**** Listing ****

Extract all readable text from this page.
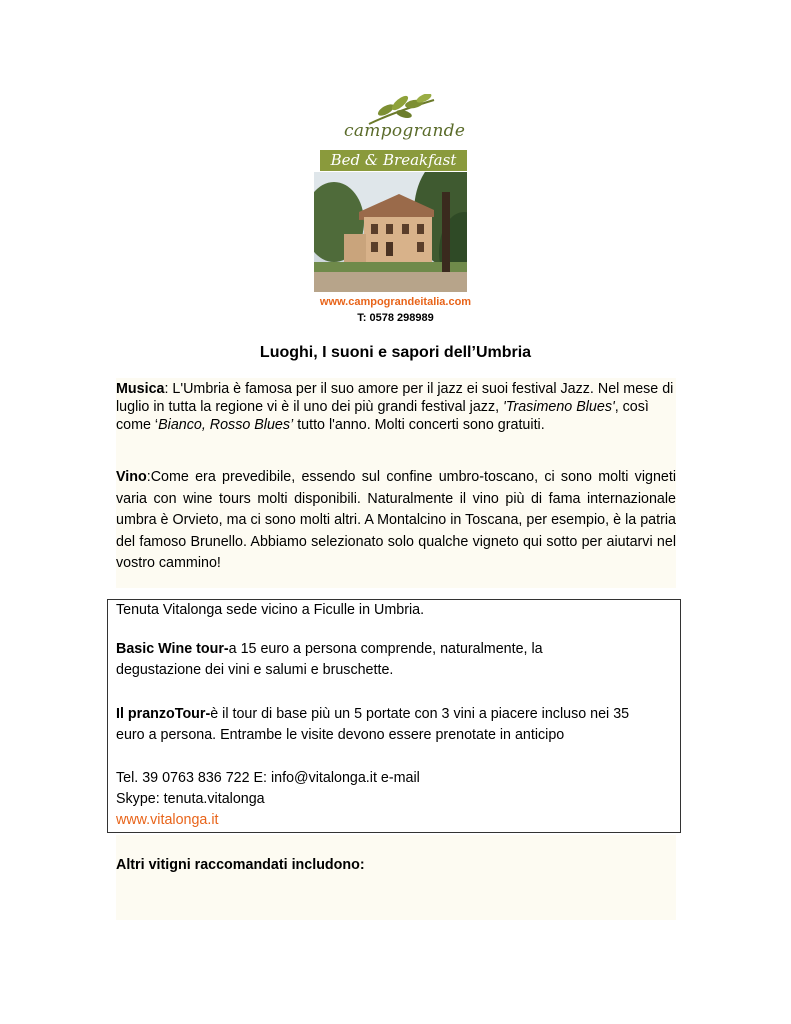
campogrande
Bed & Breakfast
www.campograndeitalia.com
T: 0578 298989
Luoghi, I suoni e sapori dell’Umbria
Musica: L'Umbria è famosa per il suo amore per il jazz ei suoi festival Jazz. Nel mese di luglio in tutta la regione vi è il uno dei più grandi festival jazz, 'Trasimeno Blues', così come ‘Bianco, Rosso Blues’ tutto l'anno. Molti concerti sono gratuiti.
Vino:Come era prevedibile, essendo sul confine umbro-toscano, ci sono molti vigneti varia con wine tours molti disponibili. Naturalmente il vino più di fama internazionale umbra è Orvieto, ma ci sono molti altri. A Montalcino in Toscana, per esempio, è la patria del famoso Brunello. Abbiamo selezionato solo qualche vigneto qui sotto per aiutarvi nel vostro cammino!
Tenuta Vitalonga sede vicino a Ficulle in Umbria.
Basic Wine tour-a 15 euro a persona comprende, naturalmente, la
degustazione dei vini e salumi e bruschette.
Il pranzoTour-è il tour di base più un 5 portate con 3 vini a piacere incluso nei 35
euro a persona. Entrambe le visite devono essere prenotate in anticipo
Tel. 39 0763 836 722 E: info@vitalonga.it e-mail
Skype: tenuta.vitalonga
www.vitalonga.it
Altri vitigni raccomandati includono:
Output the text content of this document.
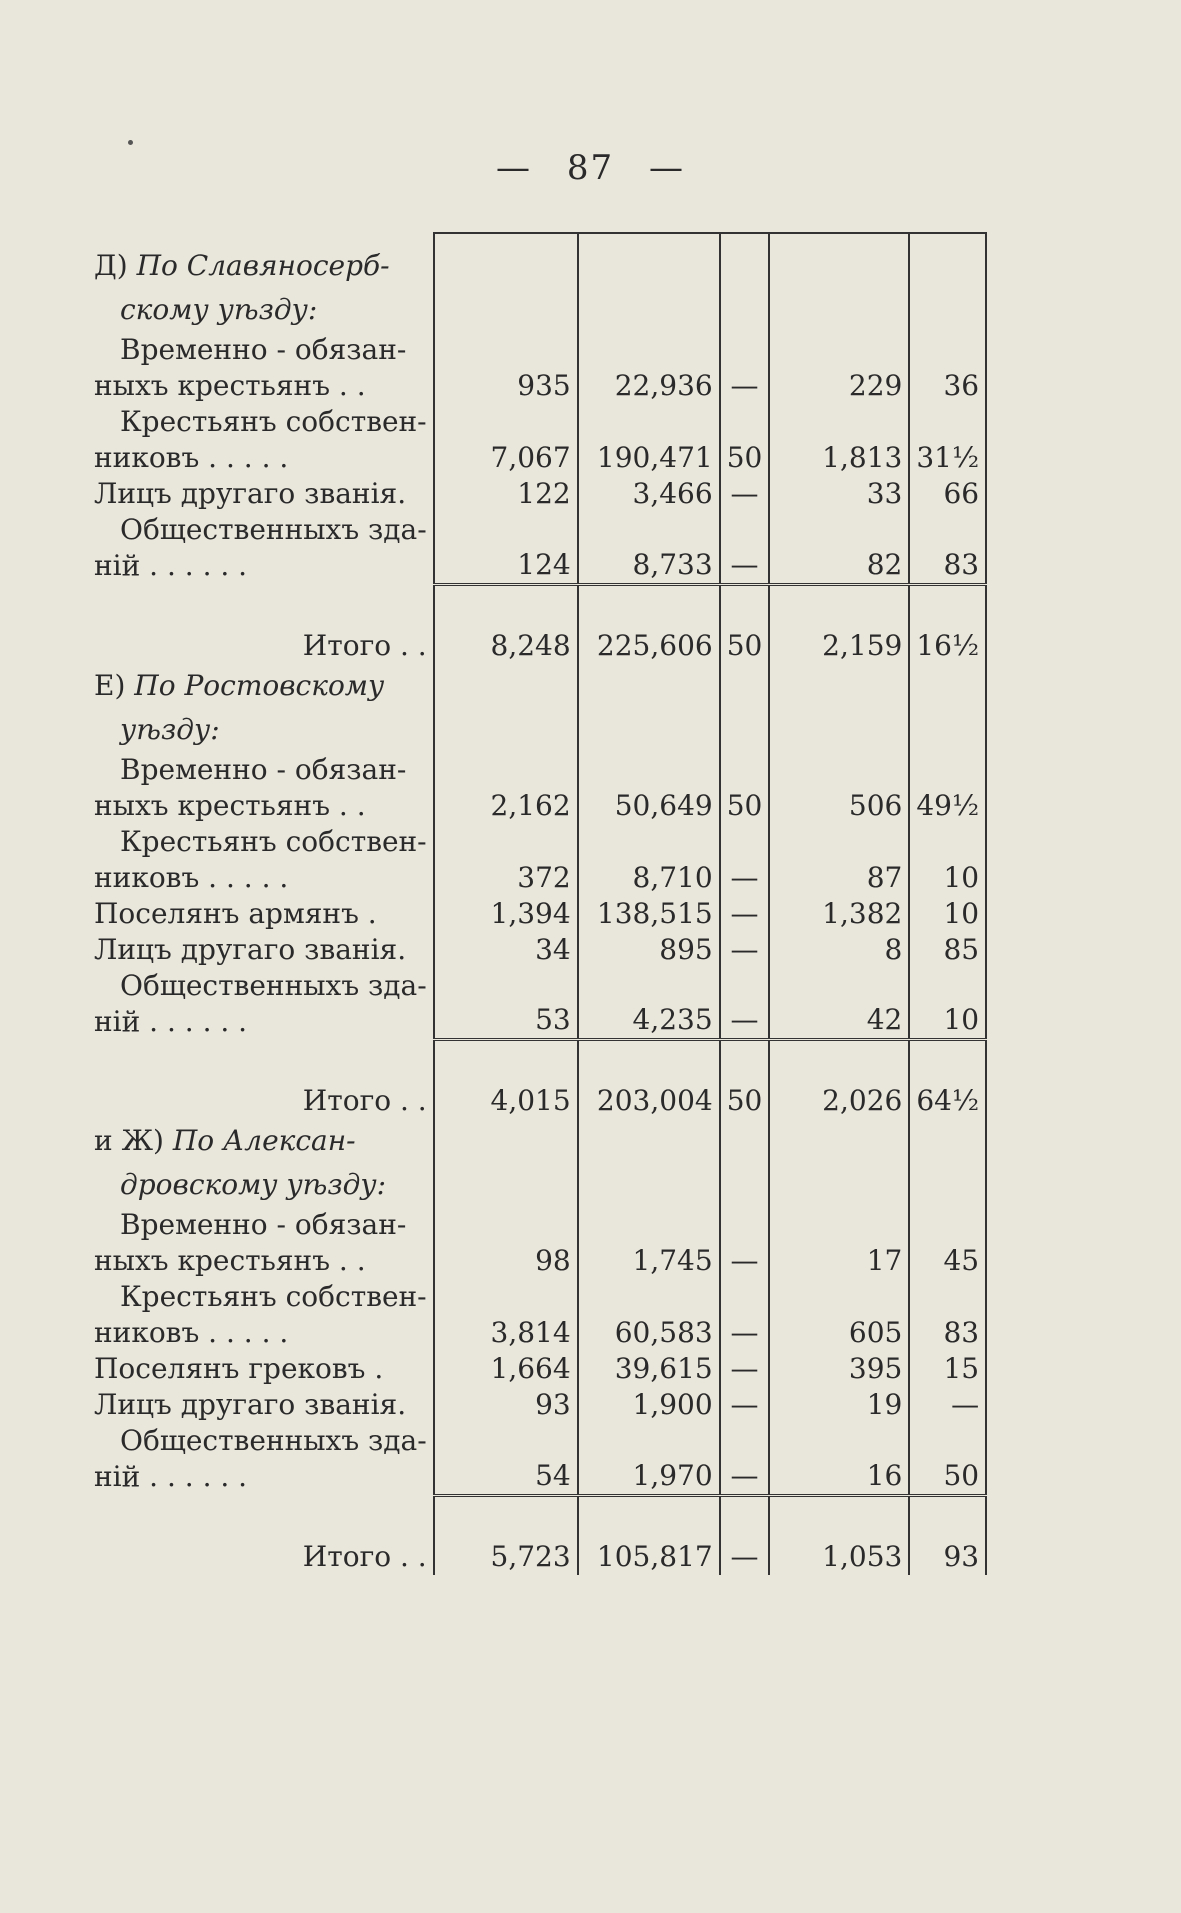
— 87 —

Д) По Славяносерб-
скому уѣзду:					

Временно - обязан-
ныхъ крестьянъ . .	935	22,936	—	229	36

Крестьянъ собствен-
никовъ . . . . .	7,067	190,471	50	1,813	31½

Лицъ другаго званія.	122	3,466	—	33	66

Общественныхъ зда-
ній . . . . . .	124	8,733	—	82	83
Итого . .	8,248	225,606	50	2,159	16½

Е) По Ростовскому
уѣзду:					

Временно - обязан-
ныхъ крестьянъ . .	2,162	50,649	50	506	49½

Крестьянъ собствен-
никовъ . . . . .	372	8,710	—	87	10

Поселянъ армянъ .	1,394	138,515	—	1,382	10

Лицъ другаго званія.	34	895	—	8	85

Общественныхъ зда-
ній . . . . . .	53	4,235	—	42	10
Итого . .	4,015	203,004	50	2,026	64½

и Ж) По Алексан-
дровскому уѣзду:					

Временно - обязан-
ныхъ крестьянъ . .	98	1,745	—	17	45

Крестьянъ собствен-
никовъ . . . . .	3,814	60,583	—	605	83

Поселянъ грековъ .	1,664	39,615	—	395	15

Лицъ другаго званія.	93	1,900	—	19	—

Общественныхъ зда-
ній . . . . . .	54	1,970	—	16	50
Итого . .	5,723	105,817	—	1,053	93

****

Pick up at the line that holds "Output the text content of this document." and restate each line, word for word, through the last line of the entries. Include both end lines but none of the pictures.

Output the text content of this document.
— 87 —

Д) По Славяносерб-
скому уѣзду:					

Временно - обязан-
ныхъ крестьянъ . .	935	22,936	—	229	36

Крестьянъ собствен-
никовъ . . . . .	7,067	190,471	50	1,813	31½

Лицъ другаго званія.	122	3,466	—	33	66

Общественныхъ зда-
ній . . . . . .	124	8,733	—	82	83
Итого . .	8,248	225,606	50	2,159	16½

Е) По Ростовскому
уѣзду:					

Временно - обязан-
ныхъ крестьянъ . .	2,162	50,649	50	506	49½

Крестьянъ собствен-
никовъ . . . . .	372	8,710	—	87	10

Поселянъ армянъ .	1,394	138,515	—	1,382	10

Лицъ другаго званія.	34	895	—	8	85

Общественныхъ зда-
ній . . . . . .	53	4,235	—	42	10
Итого . .	4,015	203,004	50	2,026	64½

и Ж) По Алексан-
дровскому уѣзду:					

Временно - обязан-
ныхъ крестьянъ . .	98	1,745	—	17	45

Крестьянъ собствен-
никовъ . . . . .	3,814	60,583	—	605	83

Поселянъ грековъ .	1,664	39,615	—	395	15

Лицъ другаго званія.	93	1,900	—	19	—

Общественныхъ зда-
ній . . . . . .	54	1,970	—	16	50
Итого . .	5,723	105,817	—	1,053	93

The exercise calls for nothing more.